◆ TASK OBJECTIVE ◆
Print every record exactly, omitting none.
(INPUT DATA begins)
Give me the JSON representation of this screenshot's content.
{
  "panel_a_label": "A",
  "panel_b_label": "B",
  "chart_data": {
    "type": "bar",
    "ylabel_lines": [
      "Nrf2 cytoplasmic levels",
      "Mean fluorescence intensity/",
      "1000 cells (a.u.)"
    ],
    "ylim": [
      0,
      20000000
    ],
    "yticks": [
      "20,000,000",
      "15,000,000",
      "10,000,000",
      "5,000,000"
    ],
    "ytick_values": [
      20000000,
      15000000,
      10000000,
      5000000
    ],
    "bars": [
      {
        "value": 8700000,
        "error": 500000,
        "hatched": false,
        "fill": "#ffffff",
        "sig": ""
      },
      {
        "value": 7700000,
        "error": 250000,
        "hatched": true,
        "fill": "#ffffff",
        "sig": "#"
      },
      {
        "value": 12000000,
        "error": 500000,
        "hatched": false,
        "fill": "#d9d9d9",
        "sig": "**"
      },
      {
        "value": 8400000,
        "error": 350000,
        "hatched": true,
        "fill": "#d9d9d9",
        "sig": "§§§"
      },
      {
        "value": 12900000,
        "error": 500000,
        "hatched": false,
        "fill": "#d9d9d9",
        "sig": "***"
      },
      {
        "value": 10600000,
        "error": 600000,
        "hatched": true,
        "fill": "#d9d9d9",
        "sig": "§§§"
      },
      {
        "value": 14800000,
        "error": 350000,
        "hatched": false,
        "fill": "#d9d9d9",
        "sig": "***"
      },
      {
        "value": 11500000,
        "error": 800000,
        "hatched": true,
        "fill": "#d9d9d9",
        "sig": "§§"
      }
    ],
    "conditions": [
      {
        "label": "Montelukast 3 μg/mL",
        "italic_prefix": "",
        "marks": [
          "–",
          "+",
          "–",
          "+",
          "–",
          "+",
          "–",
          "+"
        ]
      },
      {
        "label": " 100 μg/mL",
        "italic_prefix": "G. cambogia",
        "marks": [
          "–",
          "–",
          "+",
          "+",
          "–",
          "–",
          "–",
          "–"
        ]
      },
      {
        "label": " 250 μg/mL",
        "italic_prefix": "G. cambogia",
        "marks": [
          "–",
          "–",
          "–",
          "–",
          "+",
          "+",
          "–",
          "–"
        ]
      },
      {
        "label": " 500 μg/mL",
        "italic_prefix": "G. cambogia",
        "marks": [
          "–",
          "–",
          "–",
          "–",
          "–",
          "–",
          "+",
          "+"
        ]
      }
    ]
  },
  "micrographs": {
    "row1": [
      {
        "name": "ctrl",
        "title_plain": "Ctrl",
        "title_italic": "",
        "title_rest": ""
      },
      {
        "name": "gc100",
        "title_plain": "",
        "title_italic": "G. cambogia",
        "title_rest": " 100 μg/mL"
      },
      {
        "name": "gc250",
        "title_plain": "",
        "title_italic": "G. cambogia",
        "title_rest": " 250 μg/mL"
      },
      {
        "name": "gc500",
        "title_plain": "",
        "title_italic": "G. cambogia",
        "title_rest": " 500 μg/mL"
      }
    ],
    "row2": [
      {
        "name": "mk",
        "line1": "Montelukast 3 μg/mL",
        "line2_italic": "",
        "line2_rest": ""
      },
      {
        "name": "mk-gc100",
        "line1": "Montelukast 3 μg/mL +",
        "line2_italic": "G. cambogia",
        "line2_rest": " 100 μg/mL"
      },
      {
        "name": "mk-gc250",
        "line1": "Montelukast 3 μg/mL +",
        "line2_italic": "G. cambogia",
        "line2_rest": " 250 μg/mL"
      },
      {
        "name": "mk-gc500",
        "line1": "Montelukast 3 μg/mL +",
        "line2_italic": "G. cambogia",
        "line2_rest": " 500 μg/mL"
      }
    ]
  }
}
(INPUT DATA ends)
◆ RESPONSE BOX ◆
Give me the JSON representation of this screenshot's content.
{
  "panel_a_label": "A",
  "panel_b_label": "B",
  "chart_data": {
    "type": "bar",
    "ylabel_lines": [
      "Nrf2 cytoplasmic levels",
      "Mean fluorescence intensity/",
      "1000 cells (a.u.)"
    ],
    "ylim": [
      0,
      20000000
    ],
    "yticks": [
      "20,000,000",
      "15,000,000",
      "10,000,000",
      "5,000,000"
    ],
    "ytick_values": [
      20000000,
      15000000,
      10000000,
      5000000
    ],
    "bars": [
      {
        "value": 8700000,
        "error": 500000,
        "hatched": false,
        "fill": "#ffffff",
        "sig": ""
      },
      {
        "value": 7700000,
        "error": 250000,
        "hatched": true,
        "fill": "#ffffff",
        "sig": "#"
      },
      {
        "value": 12000000,
        "error": 500000,
        "hatched": false,
        "fill": "#d9d9d9",
        "sig": "**"
      },
      {
        "value": 8400000,
        "error": 350000,
        "hatched": true,
        "fill": "#d9d9d9",
        "sig": "§§§"
      },
      {
        "value": 12900000,
        "error": 500000,
        "hatched": false,
        "fill": "#d9d9d9",
        "sig": "***"
      },
      {
        "value": 10600000,
        "error": 600000,
        "hatched": true,
        "fill": "#d9d9d9",
        "sig": "§§§"
      },
      {
        "value": 14800000,
        "error": 350000,
        "hatched": false,
        "fill": "#d9d9d9",
        "sig": "***"
      },
      {
        "value": 11500000,
        "error": 800000,
        "hatched": true,
        "fill": "#d9d9d9",
        "sig": "§§"
      }
    ],
    "conditions": [
      {
        "label": "Montelukast 3 μg/mL",
        "italic_prefix": "",
        "marks": [
          "–",
          "+",
          "–",
          "+",
          "–",
          "+",
          "–",
          "+"
        ]
      },
      {
        "label": " 100 μg/mL",
        "italic_prefix": "G. cambogia",
        "marks": [
          "–",
          "–",
          "+",
          "+",
          "–",
          "–",
          "–",
          "–"
        ]
      },
      {
        "label": " 250 μg/mL",
        "italic_prefix": "G. cambogia",
        "marks": [
          "–",
          "–",
          "–",
          "–",
          "+",
          "+",
          "–",
          "–"
        ]
      },
      {
        "label": " 500 μg/mL",
        "italic_prefix": "G. cambogia",
        "marks": [
          "–",
          "–",
          "–",
          "–",
          "–",
          "–",
          "+",
          "+"
        ]
      }
    ]
  },
  "micrographs": {
    "row1": [
      {
        "name": "ctrl",
        "title_plain": "Ctrl",
        "title_italic": "",
        "title_rest": ""
      },
      {
        "name": "gc100",
        "title_plain": "",
        "title_italic": "G. cambogia",
        "title_rest": " 100 μg/mL"
      },
      {
        "name": "gc250",
        "title_plain": "",
        "title_italic": "G. cambogia",
        "title_rest": " 250 μg/mL"
      },
      {
        "name": "gc500",
        "title_plain": "",
        "title_italic": "G. cambogia",
        "title_rest": " 500 μg/mL"
      }
    ],
    "row2": [
      {
        "name": "mk",
        "line1": "Montelukast 3 μg/mL",
        "line2_italic": "",
        "line2_rest": ""
      },
      {
        "name": "mk-gc100",
        "line1": "Montelukast 3 μg/mL +",
        "line2_italic": "G. cambogia",
        "line2_rest": " 100 μg/mL"
      },
      {
        "name": "mk-gc250",
        "line1": "Montelukast 3 μg/mL +",
        "line2_italic": "G. cambogia",
        "line2_rest": " 250 μg/mL"
      },
      {
        "name": "mk-gc500",
        "line1": "Montelukast 3 μg/mL +",
        "line2_italic": "G. cambogia",
        "line2_rest": " 500 μg/mL"
      }
    ]
  }
}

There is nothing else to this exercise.